Give every line of the data again, unchanged, but with no pictures.
----------------
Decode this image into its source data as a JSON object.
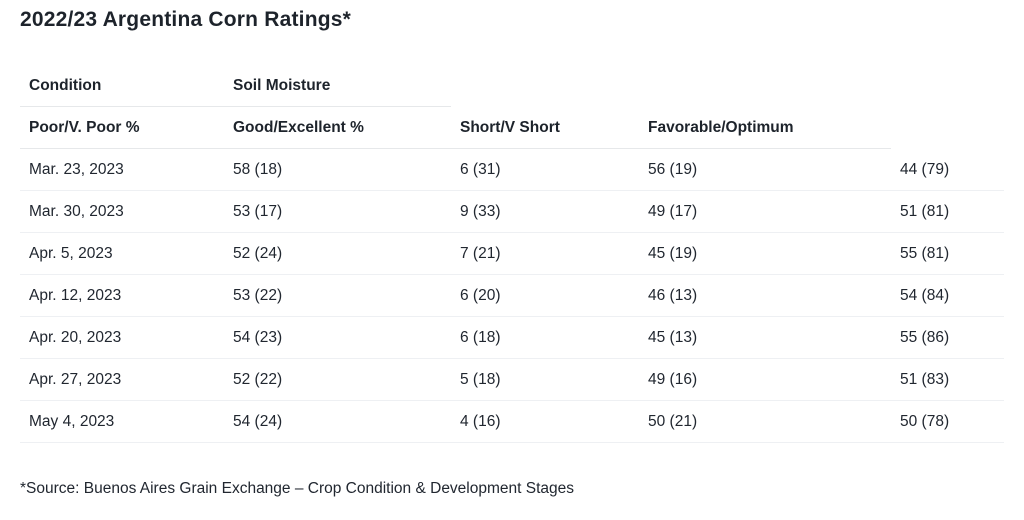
{
  "page": {
    "title": "2022/23 Argentina Corn Ratings*",
    "source_note": "*Source: Buenos Aires Grain Exchange – Crop Condition & Development Stages"
  },
  "table": {
    "group_headers": {
      "condition": "Condition",
      "soil_moisture": "Soil Moisture"
    },
    "column_headers": {
      "col1": "Poor/V. Poor %",
      "col2": "Good/Excellent %",
      "col3": "Short/V Short",
      "col4": "Favorable/Optimum",
      "col5": ""
    },
    "rows": [
      [
        "Mar. 23, 2023",
        "58 (18)",
        "6 (31)",
        "56 (19)",
        "44 (79)"
      ],
      [
        "Mar. 30, 2023",
        "53 (17)",
        "9 (33)",
        "49 (17)",
        "51 (81)"
      ],
      [
        "Apr. 5, 2023",
        "52 (24)",
        "7 (21)",
        "45 (19)",
        "55 (81)"
      ],
      [
        "Apr. 12, 2023",
        "53 (22)",
        "6 (20)",
        "46 (13)",
        "54 (84)"
      ],
      [
        "Apr. 20, 2023",
        "54 (23)",
        "6 (18)",
        "45 (13)",
        "55 (86)"
      ],
      [
        "Apr. 27, 2023",
        "52 (22)",
        "5 (18)",
        "49 (16)",
        "51 (83)"
      ],
      [
        "May 4, 2023",
        "54 (24)",
        "4 (16)",
        "50 (21)",
        "50 (78)"
      ]
    ]
  },
  "chart_data": {
    "type": "table",
    "title": "2022/23 Argentina Corn Ratings*",
    "categories": [
      "Mar. 23, 2023",
      "Mar. 30, 2023",
      "Apr. 5, 2023",
      "Apr. 12, 2023",
      "Apr. 20, 2023",
      "Apr. 27, 2023",
      "May 4, 2023"
    ],
    "series": [
      {
        "name": "Condition Poor/V. Poor %",
        "values": [
          "58 (18)",
          "53 (17)",
          "52 (24)",
          "53 (22)",
          "54 (23)",
          "52 (22)",
          "54 (24)"
        ]
      },
      {
        "name": "Condition Good/Excellent %",
        "values": [
          "6 (31)",
          "9 (33)",
          "7 (21)",
          "6 (20)",
          "6 (18)",
          "5 (18)",
          "4 (16)"
        ]
      },
      {
        "name": "Soil Moisture Short/V Short",
        "values": [
          "56 (19)",
          "49 (17)",
          "45 (19)",
          "46 (13)",
          "45 (13)",
          "49 (16)",
          "50 (21)"
        ]
      },
      {
        "name": "Soil Moisture Favorable/Optimum",
        "values": [
          "44 (79)",
          "51 (81)",
          "55 (81)",
          "54 (84)",
          "55 (86)",
          "51 (83)",
          "50 (78)"
        ]
      }
    ]
  },
  "colors": {
    "text": "#212730",
    "heading": "#1d232b",
    "header_border": "#e6e8ea",
    "row_border": "#eef0f3",
    "background": "#ffffff"
  }
}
----------------
EXERCISE RESULT
Decode this image into its source data as a JSON object.
{
  "page": {
    "title": "2022/23 Argentina Corn Ratings*",
    "source_note": "*Source: Buenos Aires Grain Exchange – Crop Condition & Development Stages"
  },
  "table": {
    "group_headers": {
      "condition": "Condition",
      "soil_moisture": "Soil Moisture"
    },
    "column_headers": {
      "col1": "Poor/V. Poor %",
      "col2": "Good/Excellent %",
      "col3": "Short/V Short",
      "col4": "Favorable/Optimum",
      "col5": ""
    },
    "rows": [
      [
        "Mar. 23, 2023",
        "58 (18)",
        "6 (31)",
        "56 (19)",
        "44 (79)"
      ],
      [
        "Mar. 30, 2023",
        "53 (17)",
        "9 (33)",
        "49 (17)",
        "51 (81)"
      ],
      [
        "Apr. 5, 2023",
        "52 (24)",
        "7 (21)",
        "45 (19)",
        "55 (81)"
      ],
      [
        "Apr. 12, 2023",
        "53 (22)",
        "6 (20)",
        "46 (13)",
        "54 (84)"
      ],
      [
        "Apr. 20, 2023",
        "54 (23)",
        "6 (18)",
        "45 (13)",
        "55 (86)"
      ],
      [
        "Apr. 27, 2023",
        "52 (22)",
        "5 (18)",
        "49 (16)",
        "51 (83)"
      ],
      [
        "May 4, 2023",
        "54 (24)",
        "4 (16)",
        "50 (21)",
        "50 (78)"
      ]
    ]
  },
  "chart_data": {
    "type": "table",
    "title": "2022/23 Argentina Corn Ratings*",
    "categories": [
      "Mar. 23, 2023",
      "Mar. 30, 2023",
      "Apr. 5, 2023",
      "Apr. 12, 2023",
      "Apr. 20, 2023",
      "Apr. 27, 2023",
      "May 4, 2023"
    ],
    "series": [
      {
        "name": "Condition Poor/V. Poor %",
        "values": [
          "58 (18)",
          "53 (17)",
          "52 (24)",
          "53 (22)",
          "54 (23)",
          "52 (22)",
          "54 (24)"
        ]
      },
      {
        "name": "Condition Good/Excellent %",
        "values": [
          "6 (31)",
          "9 (33)",
          "7 (21)",
          "6 (20)",
          "6 (18)",
          "5 (18)",
          "4 (16)"
        ]
      },
      {
        "name": "Soil Moisture Short/V Short",
        "values": [
          "56 (19)",
          "49 (17)",
          "45 (19)",
          "46 (13)",
          "45 (13)",
          "49 (16)",
          "50 (21)"
        ]
      },
      {
        "name": "Soil Moisture Favorable/Optimum",
        "values": [
          "44 (79)",
          "51 (81)",
          "55 (81)",
          "54 (84)",
          "55 (86)",
          "51 (83)",
          "50 (78)"
        ]
      }
    ]
  },
  "colors": {
    "text": "#212730",
    "heading": "#1d232b",
    "header_border": "#e6e8ea",
    "row_border": "#eef0f3",
    "background": "#ffffff"
  }
}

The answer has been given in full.